# Task objective
Go through the listing below and gather every line with the word "structured".
Begin
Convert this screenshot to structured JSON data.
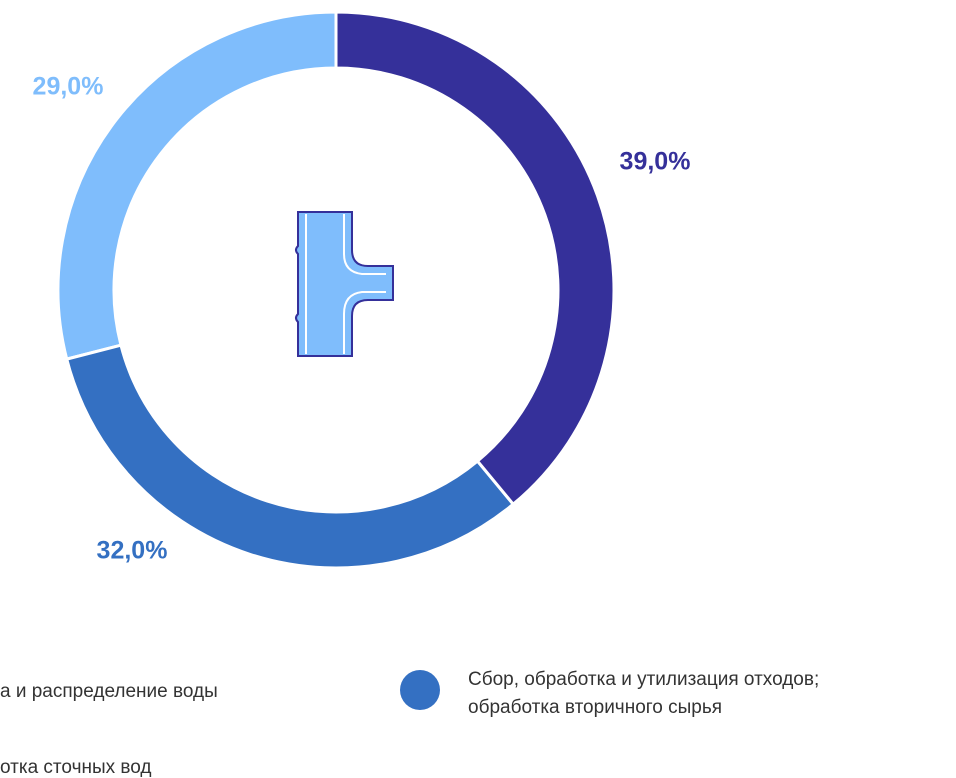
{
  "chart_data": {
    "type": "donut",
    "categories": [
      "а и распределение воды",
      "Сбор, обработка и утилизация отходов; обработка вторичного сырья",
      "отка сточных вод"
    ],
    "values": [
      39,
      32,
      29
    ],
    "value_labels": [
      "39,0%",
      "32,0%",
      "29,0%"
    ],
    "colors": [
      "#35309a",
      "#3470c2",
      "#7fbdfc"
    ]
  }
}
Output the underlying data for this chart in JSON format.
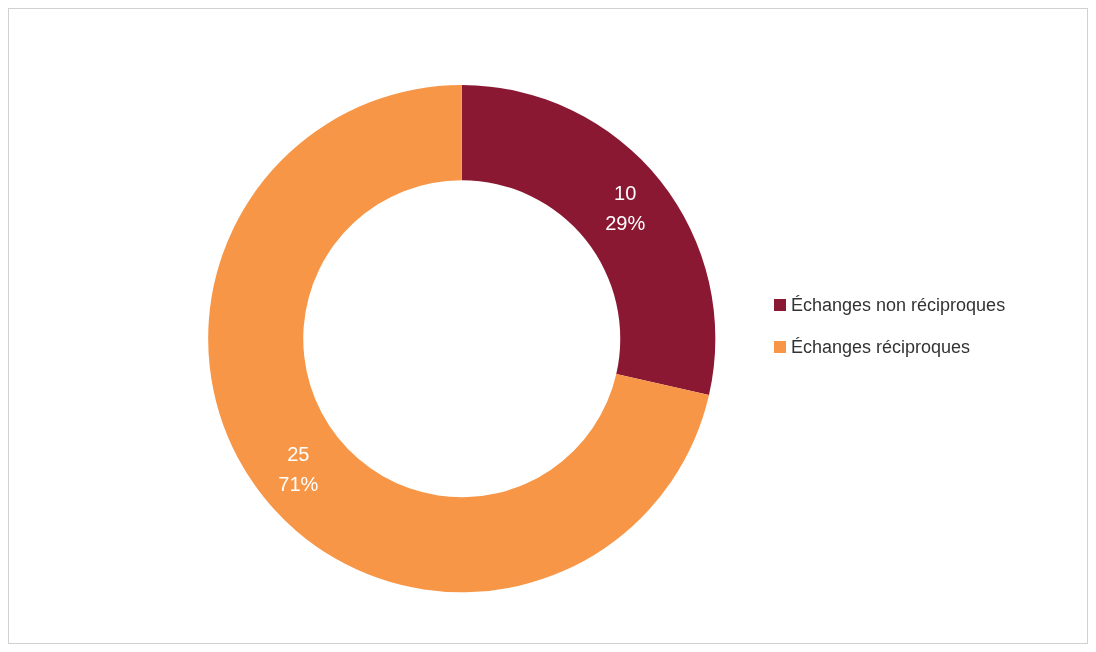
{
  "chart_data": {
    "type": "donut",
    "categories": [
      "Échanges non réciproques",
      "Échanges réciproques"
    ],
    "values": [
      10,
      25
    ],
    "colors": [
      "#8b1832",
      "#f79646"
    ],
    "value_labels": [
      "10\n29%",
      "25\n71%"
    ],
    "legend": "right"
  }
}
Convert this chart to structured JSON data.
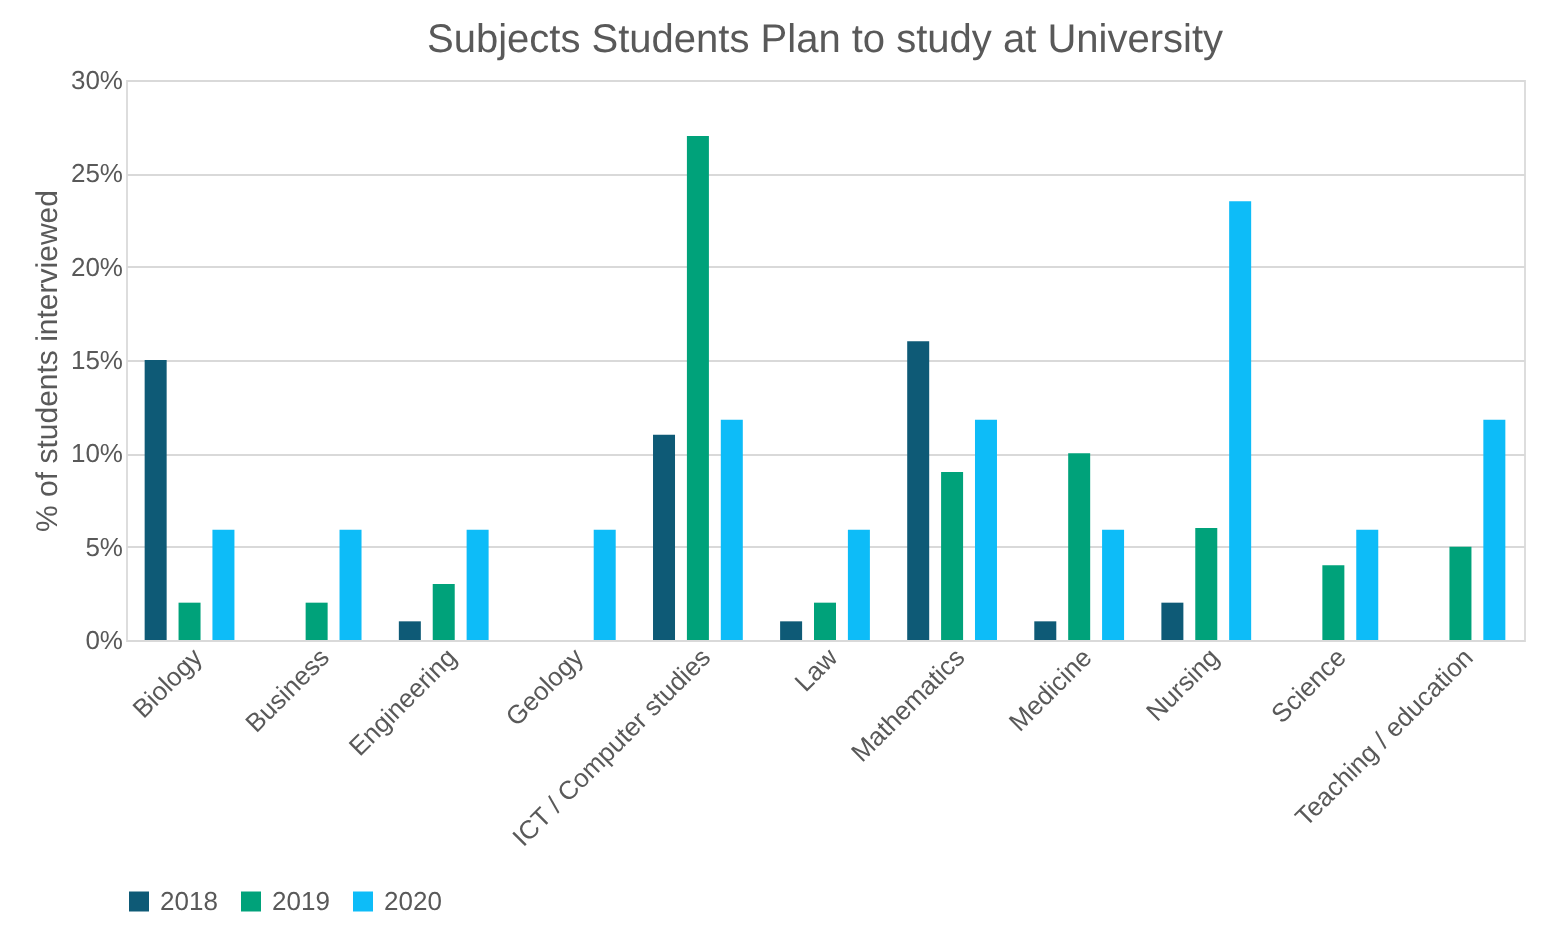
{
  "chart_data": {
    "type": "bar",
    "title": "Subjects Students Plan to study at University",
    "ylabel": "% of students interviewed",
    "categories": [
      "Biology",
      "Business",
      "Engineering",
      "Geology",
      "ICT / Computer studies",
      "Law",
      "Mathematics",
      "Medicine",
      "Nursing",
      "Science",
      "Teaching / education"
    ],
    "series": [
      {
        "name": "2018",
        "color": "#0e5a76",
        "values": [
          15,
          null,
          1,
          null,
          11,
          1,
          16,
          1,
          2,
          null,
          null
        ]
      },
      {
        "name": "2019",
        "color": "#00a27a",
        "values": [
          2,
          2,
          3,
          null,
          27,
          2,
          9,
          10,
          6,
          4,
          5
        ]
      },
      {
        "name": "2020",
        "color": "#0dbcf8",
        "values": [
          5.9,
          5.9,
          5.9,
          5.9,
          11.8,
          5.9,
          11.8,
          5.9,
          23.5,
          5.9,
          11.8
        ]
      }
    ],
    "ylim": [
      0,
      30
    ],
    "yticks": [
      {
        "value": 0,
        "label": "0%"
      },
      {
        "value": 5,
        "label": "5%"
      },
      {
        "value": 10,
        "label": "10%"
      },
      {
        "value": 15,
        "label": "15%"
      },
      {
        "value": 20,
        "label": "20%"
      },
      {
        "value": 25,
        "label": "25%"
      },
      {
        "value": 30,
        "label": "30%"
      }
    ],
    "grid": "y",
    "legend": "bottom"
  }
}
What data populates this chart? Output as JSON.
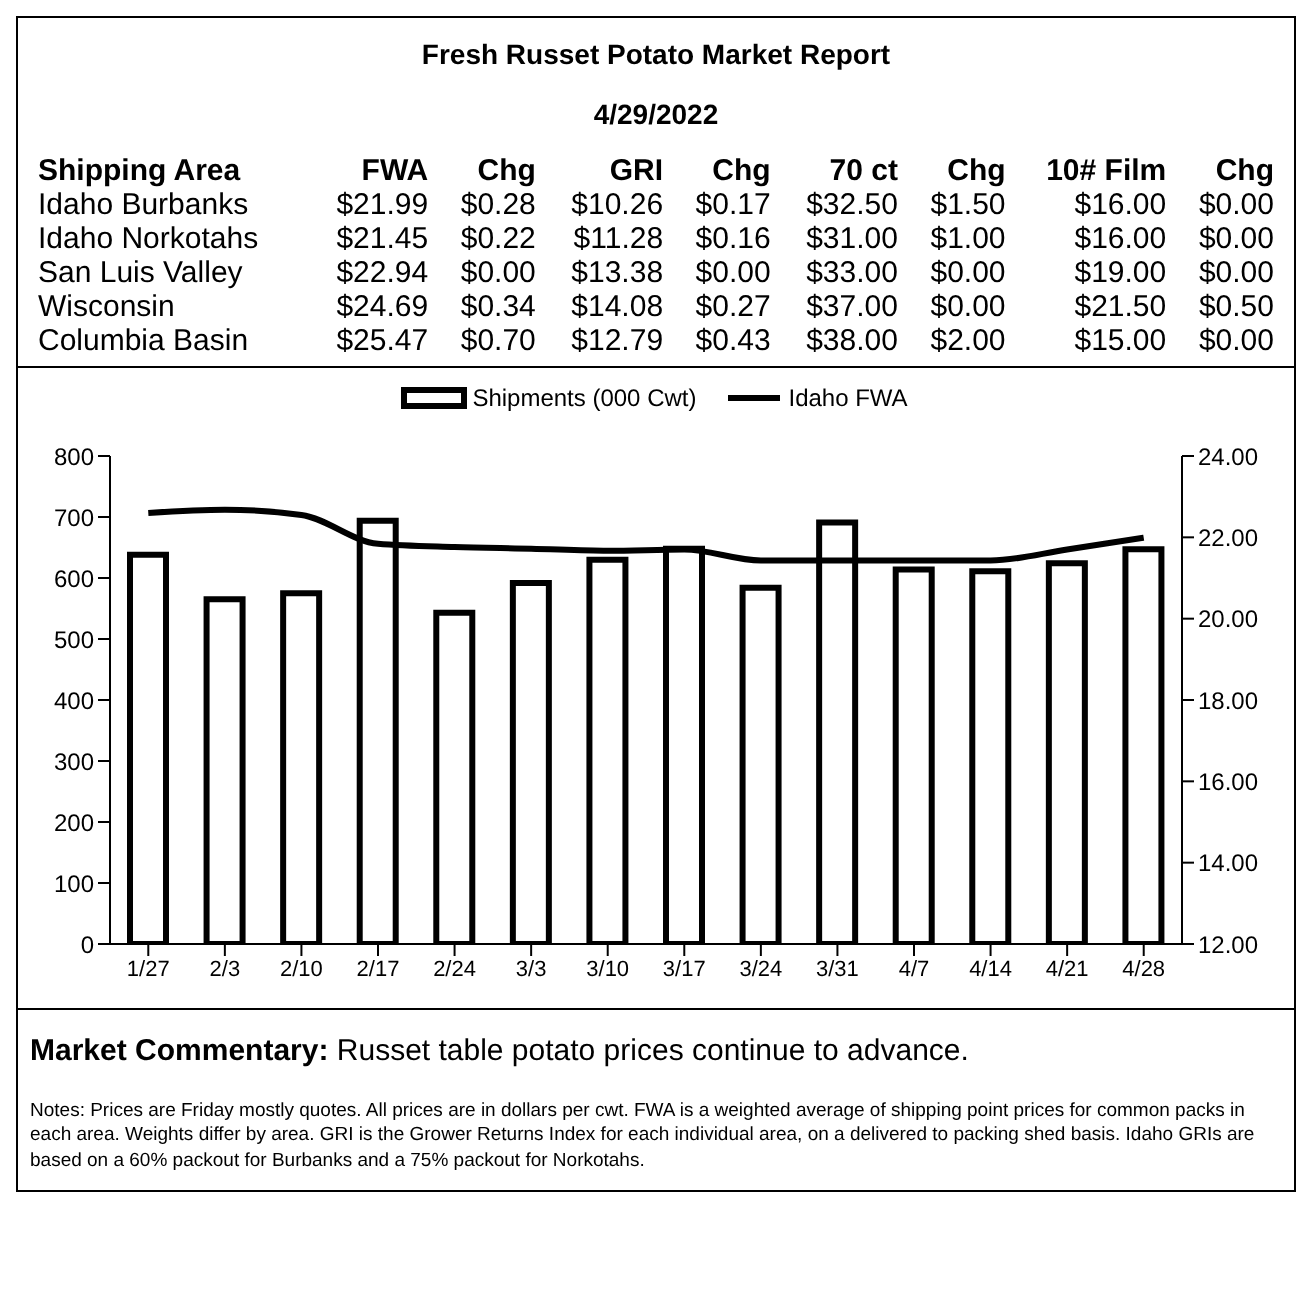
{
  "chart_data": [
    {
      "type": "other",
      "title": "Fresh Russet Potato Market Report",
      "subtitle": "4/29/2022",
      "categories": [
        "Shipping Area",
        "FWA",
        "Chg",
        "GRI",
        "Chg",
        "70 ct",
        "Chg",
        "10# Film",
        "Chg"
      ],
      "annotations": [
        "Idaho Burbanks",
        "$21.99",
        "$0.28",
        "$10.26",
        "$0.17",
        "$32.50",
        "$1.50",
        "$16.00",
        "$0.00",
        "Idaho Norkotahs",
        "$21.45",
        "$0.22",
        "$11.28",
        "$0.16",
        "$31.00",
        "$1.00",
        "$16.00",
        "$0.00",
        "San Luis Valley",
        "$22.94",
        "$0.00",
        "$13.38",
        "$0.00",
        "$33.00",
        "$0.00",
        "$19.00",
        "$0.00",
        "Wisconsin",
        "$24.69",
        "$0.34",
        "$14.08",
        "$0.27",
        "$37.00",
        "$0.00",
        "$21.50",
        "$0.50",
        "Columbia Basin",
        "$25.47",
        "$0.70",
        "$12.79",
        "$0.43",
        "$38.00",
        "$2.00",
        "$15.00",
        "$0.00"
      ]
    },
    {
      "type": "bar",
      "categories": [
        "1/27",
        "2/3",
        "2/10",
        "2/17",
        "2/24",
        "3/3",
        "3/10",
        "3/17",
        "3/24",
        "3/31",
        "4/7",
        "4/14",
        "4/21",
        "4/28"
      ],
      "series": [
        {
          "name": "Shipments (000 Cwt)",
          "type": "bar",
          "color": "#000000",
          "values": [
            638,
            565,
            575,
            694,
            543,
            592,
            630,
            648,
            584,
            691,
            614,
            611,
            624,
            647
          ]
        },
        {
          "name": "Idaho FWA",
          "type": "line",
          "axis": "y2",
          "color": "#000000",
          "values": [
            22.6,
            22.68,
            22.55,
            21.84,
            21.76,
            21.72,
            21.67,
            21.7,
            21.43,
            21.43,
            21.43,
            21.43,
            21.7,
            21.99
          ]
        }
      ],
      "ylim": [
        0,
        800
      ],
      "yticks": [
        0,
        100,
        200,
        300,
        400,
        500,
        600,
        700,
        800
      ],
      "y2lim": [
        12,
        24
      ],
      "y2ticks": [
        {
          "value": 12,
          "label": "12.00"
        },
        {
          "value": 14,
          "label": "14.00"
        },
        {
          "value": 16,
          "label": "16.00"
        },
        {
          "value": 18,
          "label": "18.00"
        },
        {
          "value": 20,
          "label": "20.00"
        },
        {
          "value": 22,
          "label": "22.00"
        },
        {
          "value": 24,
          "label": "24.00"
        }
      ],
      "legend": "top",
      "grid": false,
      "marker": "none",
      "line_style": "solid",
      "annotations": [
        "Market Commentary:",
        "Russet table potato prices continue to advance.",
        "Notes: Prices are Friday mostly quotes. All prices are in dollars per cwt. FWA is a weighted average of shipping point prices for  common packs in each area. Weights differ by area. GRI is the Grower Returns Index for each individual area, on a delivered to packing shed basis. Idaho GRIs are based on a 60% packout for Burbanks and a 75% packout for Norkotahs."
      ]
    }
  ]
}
End
# Finished task
Convert this screenshot to structured JSON data.
Convert this chart to structured JSON data.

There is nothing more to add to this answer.